___ Data section ___

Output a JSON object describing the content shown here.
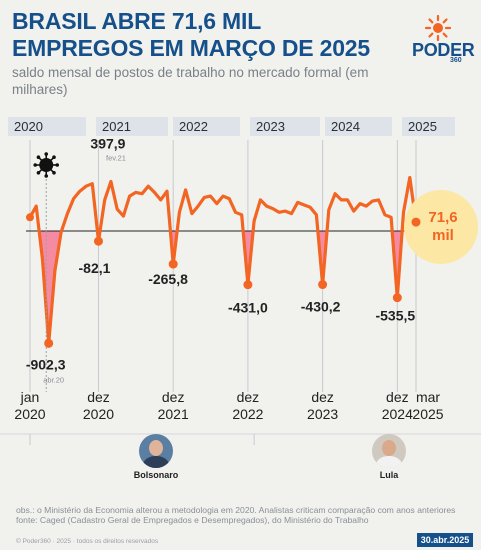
{
  "header": {
    "title": "BRASIL ABRE 71,6 MIL EMPREGOS EM MARÇO DE 2025",
    "subtitle": "saldo mensal de postos de trabalho no mercado formal (em milhares)"
  },
  "brand": {
    "name": "PODER",
    "suffix": "360"
  },
  "chart_data": {
    "type": "line",
    "title": "BRASIL ABRE 71,6 MIL EMPREGOS EM MARÇO DE 2025",
    "subtitle": "saldo mensal de postos de trabalho no mercado formal (em milhares)",
    "ylim": [
      -1000,
      500
    ],
    "year_bands": [
      "2020",
      "2021",
      "2022",
      "2023",
      "2024",
      "2025"
    ],
    "x_ticks": [
      {
        "label": "jan 2020",
        "line1": "jan",
        "line2": "2020",
        "index": 0
      },
      {
        "label": "dez 2020",
        "line1": "dez",
        "line2": "2020",
        "index": 11
      },
      {
        "label": "dez 2021",
        "line1": "dez",
        "line2": "2021",
        "index": 23
      },
      {
        "label": "dez 2022",
        "line1": "dez",
        "line2": "2022",
        "index": 35
      },
      {
        "label": "dez 2023",
        "line1": "dez",
        "line2": "2023",
        "index": 47
      },
      {
        "label": "dez 2024",
        "line1": "dez",
        "line2": "2024",
        "index": 59
      },
      {
        "label": "mar 2025",
        "line1": "mar",
        "line2": "2025",
        "index": 62
      }
    ],
    "series": [
      {
        "x": [
          "2020-01",
          "2020-02",
          "2020-03",
          "2020-04",
          "2020-05",
          "2020-06",
          "2020-07",
          "2020-08",
          "2020-09",
          "2020-10",
          "2020-11",
          "2020-12",
          "2021-01",
          "2021-02",
          "2021-03",
          "2021-04",
          "2021-05",
          "2021-06",
          "2021-07",
          "2021-08",
          "2021-09",
          "2021-10",
          "2021-11",
          "2021-12",
          "2022-01",
          "2022-02",
          "2022-03",
          "2022-04",
          "2022-05",
          "2022-06",
          "2022-07",
          "2022-08",
          "2022-09",
          "2022-10",
          "2022-11",
          "2022-12",
          "2023-01",
          "2023-02",
          "2023-03",
          "2023-04",
          "2023-05",
          "2023-06",
          "2023-07",
          "2023-08",
          "2023-09",
          "2023-10",
          "2023-11",
          "2023-12",
          "2024-01",
          "2024-02",
          "2024-03",
          "2024-04",
          "2024-05",
          "2024-06",
          "2024-07",
          "2024-08",
          "2024-09",
          "2024-10",
          "2024-11",
          "2024-12",
          "2025-01",
          "2025-02",
          "2025-03"
        ],
        "values": [
          110,
          200,
          -230,
          -902.3,
          -320,
          -10,
          140,
          260,
          320,
          360,
          380,
          -82.1,
          250,
          397.9,
          175,
          120,
          280,
          310,
          300,
          360,
          310,
          250,
          320,
          -265.8,
          150,
          330,
          140,
          200,
          270,
          280,
          220,
          280,
          260,
          150,
          130,
          -431.0,
          80,
          250,
          200,
          180,
          150,
          160,
          140,
          230,
          210,
          190,
          130,
          -430.2,
          170,
          300,
          250,
          250,
          160,
          220,
          200,
          240,
          250,
          130,
          110,
          -535.5,
          150,
          430,
          71.6
        ]
      }
    ],
    "annotations": [
      {
        "index": 3,
        "label": "-902,3",
        "sub": "abr.20"
      },
      {
        "index": 11,
        "label": "-82,1",
        "sub": ""
      },
      {
        "index": 13,
        "label": "397,9",
        "sub": "fev.21"
      },
      {
        "index": 23,
        "label": "-265,8",
        "sub": ""
      },
      {
        "index": 35,
        "label": "-431,0",
        "sub": ""
      },
      {
        "index": 47,
        "label": "-430,2",
        "sub": ""
      },
      {
        "index": 59,
        "label": "-535,5",
        "sub": ""
      }
    ],
    "highlight": {
      "index": 62,
      "value_text": "71,6",
      "unit_text": "mil"
    },
    "colors": {
      "line": "#f26522",
      "negative_fill": "#f48ba3",
      "highlight_bubble": "#fde7a4",
      "band": "#dde3e8",
      "title": "#15508a"
    }
  },
  "people": [
    {
      "name": "Bolsonaro",
      "index": 11
    },
    {
      "name": "Lula",
      "index": 47
    }
  ],
  "footer": {
    "obs": "obs.: o Ministério da Economia alterou a metodologia em 2020. Analistas criticam comparação com anos anteriores",
    "source": "fonte: Caged (Cadastro Geral de Empregados e Desempregados), do Ministério do Trabalho",
    "copyright": "© Poder360 · 2025 · todos os direitos reservados",
    "date": "30.abr.2025"
  }
}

___

Scan the material above. Copy each line where "subtitle" occurs.

    "subtitle": "saldo mensal de postos de trabalho no mercado formal (em milhares)"
    "subtitle": "saldo mensal de postos de trabalho no mercado formal (em milhares)",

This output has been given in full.